● Stated task
Copy the lines below word for word, starting at the first line and ending at the line that contains "- description-line: Empty", with both of those lines included.
+===+
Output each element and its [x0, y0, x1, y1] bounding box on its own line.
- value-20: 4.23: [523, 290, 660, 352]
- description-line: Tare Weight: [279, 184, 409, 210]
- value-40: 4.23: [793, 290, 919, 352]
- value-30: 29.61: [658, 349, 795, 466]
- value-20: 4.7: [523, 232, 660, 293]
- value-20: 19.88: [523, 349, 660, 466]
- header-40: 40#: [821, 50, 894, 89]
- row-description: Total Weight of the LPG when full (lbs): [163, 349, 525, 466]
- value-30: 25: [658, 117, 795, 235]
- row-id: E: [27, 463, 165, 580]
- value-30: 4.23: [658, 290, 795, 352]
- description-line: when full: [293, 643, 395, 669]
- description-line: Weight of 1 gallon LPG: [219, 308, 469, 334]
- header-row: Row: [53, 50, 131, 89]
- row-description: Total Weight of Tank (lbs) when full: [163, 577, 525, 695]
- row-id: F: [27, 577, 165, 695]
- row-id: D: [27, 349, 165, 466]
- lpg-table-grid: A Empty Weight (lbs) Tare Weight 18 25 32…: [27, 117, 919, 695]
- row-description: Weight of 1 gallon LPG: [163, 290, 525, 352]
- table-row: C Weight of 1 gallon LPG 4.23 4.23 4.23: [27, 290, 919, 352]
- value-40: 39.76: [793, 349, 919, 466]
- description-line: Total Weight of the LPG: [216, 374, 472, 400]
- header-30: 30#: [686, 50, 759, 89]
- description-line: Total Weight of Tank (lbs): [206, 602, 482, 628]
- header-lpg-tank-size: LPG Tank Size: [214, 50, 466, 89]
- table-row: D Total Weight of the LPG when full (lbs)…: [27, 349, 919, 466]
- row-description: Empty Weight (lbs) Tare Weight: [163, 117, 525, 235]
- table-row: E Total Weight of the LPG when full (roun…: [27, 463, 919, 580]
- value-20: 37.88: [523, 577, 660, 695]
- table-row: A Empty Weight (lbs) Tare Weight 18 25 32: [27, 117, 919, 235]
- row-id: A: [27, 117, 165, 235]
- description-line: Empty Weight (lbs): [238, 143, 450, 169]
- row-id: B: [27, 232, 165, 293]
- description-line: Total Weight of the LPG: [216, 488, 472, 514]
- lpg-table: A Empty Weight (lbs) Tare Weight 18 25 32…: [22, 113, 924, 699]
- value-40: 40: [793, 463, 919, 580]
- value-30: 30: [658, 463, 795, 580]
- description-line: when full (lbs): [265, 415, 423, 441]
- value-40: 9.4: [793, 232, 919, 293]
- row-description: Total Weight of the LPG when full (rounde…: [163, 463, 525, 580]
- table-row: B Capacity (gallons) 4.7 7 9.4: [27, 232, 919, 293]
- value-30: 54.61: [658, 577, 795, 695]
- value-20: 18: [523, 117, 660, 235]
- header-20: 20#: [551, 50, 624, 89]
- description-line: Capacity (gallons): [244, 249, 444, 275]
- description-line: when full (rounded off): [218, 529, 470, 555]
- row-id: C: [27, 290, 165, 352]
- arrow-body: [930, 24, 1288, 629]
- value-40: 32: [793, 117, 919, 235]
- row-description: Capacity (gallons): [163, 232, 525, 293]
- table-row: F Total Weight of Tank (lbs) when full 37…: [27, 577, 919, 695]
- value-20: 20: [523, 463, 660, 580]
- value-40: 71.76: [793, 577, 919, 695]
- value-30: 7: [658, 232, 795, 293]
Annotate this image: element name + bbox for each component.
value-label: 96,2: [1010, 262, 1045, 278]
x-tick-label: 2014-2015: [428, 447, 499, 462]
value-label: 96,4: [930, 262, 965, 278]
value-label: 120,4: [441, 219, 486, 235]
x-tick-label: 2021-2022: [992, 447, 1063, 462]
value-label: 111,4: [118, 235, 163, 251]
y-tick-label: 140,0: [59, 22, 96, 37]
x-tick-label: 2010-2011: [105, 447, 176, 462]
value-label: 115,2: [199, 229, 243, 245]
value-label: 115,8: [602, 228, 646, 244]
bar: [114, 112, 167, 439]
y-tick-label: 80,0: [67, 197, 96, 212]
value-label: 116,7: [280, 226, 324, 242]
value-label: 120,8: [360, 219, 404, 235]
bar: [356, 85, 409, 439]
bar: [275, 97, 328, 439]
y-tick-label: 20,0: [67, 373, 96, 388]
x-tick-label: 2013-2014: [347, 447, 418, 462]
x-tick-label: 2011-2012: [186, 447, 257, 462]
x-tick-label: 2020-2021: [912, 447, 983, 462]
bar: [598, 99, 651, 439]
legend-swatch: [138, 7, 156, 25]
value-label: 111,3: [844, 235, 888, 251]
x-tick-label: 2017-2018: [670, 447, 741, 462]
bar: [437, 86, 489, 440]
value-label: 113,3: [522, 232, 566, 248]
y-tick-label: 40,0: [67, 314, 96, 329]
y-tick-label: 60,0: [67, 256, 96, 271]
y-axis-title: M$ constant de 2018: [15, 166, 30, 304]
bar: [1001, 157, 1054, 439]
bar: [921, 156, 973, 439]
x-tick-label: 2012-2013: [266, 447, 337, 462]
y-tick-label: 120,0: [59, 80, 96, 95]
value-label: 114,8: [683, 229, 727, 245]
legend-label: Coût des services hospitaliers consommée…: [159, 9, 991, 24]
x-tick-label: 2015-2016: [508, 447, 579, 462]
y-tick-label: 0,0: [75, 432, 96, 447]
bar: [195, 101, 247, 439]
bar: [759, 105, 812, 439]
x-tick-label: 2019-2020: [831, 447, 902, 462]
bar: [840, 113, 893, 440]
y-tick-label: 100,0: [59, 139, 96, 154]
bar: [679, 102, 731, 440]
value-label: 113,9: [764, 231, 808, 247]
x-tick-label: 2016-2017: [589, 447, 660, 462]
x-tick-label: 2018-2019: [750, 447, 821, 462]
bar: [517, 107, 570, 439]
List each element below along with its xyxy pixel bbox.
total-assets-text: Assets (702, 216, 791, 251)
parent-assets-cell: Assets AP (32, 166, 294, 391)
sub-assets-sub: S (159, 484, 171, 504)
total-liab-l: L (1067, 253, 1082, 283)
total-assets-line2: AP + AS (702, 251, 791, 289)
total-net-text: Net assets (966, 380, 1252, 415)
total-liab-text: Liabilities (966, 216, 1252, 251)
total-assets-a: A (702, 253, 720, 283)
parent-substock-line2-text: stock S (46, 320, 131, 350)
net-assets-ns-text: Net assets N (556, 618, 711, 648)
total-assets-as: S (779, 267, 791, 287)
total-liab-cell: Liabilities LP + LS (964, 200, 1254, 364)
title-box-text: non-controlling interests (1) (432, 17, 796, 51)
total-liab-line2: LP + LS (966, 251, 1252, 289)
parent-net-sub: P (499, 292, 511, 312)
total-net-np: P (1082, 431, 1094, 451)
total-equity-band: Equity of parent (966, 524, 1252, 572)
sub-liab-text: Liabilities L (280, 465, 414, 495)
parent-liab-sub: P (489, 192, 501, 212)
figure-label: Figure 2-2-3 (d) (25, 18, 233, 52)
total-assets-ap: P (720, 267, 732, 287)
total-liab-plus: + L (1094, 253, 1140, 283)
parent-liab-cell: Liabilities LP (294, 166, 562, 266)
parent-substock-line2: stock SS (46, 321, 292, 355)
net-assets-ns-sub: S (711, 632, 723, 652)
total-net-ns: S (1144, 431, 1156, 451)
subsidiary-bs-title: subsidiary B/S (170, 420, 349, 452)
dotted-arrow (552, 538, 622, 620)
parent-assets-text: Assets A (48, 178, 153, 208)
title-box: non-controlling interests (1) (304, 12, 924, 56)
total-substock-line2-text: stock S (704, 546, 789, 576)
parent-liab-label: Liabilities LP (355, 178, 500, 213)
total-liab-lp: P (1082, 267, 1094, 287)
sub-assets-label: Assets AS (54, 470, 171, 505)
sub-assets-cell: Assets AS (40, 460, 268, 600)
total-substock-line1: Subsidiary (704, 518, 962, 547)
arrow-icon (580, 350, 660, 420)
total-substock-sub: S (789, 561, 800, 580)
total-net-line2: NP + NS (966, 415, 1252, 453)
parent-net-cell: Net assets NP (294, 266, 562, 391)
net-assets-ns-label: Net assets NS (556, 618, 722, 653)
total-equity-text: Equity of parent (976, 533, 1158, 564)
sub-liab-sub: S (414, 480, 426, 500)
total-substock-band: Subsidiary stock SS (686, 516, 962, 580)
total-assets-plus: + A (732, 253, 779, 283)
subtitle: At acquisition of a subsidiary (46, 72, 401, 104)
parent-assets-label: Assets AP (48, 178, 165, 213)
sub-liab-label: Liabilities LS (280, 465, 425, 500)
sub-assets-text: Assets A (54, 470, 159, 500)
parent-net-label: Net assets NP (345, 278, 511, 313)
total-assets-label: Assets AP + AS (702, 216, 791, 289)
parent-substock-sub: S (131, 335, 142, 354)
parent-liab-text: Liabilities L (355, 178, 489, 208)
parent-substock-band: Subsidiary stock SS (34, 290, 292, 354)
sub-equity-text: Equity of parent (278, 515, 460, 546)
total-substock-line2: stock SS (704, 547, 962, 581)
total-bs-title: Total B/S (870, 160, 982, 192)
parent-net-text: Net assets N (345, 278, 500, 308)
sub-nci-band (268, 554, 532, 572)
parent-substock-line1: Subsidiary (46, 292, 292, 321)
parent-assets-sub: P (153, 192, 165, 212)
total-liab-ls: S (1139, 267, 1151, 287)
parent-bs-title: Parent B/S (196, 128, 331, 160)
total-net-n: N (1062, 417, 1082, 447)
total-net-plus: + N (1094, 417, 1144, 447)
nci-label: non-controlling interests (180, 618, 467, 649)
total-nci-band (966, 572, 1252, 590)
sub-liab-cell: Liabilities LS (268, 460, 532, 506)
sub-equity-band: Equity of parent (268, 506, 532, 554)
+===+
● Result
Output each element and its [x0, y0, x1, y1] bounding box on its own line.
- value-20: 4.23: [523, 290, 660, 352]
- description-line: Tare Weight: [279, 184, 409, 210]
- value-40: 4.23: [793, 290, 919, 352]
- value-30: 29.61: [658, 349, 795, 466]
- value-20: 4.7: [523, 232, 660, 293]
- value-20: 19.88: [523, 349, 660, 466]
- header-40: 40#: [821, 50, 894, 89]
- row-description: Total Weight of the LPG when full (lbs): [163, 349, 525, 466]
- value-30: 25: [658, 117, 795, 235]
- row-id: E: [27, 463, 165, 580]
- value-30: 4.23: [658, 290, 795, 352]
- description-line: when full: [293, 643, 395, 669]
- description-line: Weight of 1 gallon LPG: [219, 308, 469, 334]
- header-row: Row: [53, 50, 131, 89]
- row-description: Total Weight of Tank (lbs) when full: [163, 577, 525, 695]
- row-id: F: [27, 577, 165, 695]
- row-id: D: [27, 349, 165, 466]
- lpg-table-grid: A Empty Weight (lbs) Tare Weight 18 25 32…: [27, 117, 919, 695]
- row-description: Weight of 1 gallon LPG: [163, 290, 525, 352]
- table-row: C Weight of 1 gallon LPG 4.23 4.23 4.23: [27, 290, 919, 352]
- value-40: 39.76: [793, 349, 919, 466]
- description-line: Total Weight of the LPG: [216, 374, 472, 400]
- header-30: 30#: [686, 50, 759, 89]
- description-line: Total Weight of Tank (lbs): [206, 602, 482, 628]
- header-lpg-tank-size: LPG Tank Size: [214, 50, 466, 89]
- table-row: D Total Weight of the LPG when full (lbs)…: [27, 349, 919, 466]
- row-description: Empty Weight (lbs) Tare Weight: [163, 117, 525, 235]
- table-row: E Total Weight of the LPG when full (roun…: [27, 463, 919, 580]
- value-20: 37.88: [523, 577, 660, 695]
- table-row: A Empty Weight (lbs) Tare Weight 18 25 32: [27, 117, 919, 235]
- row-id: A: [27, 117, 165, 235]
- description-line: Empty Weight (lbs): [238, 143, 450, 169]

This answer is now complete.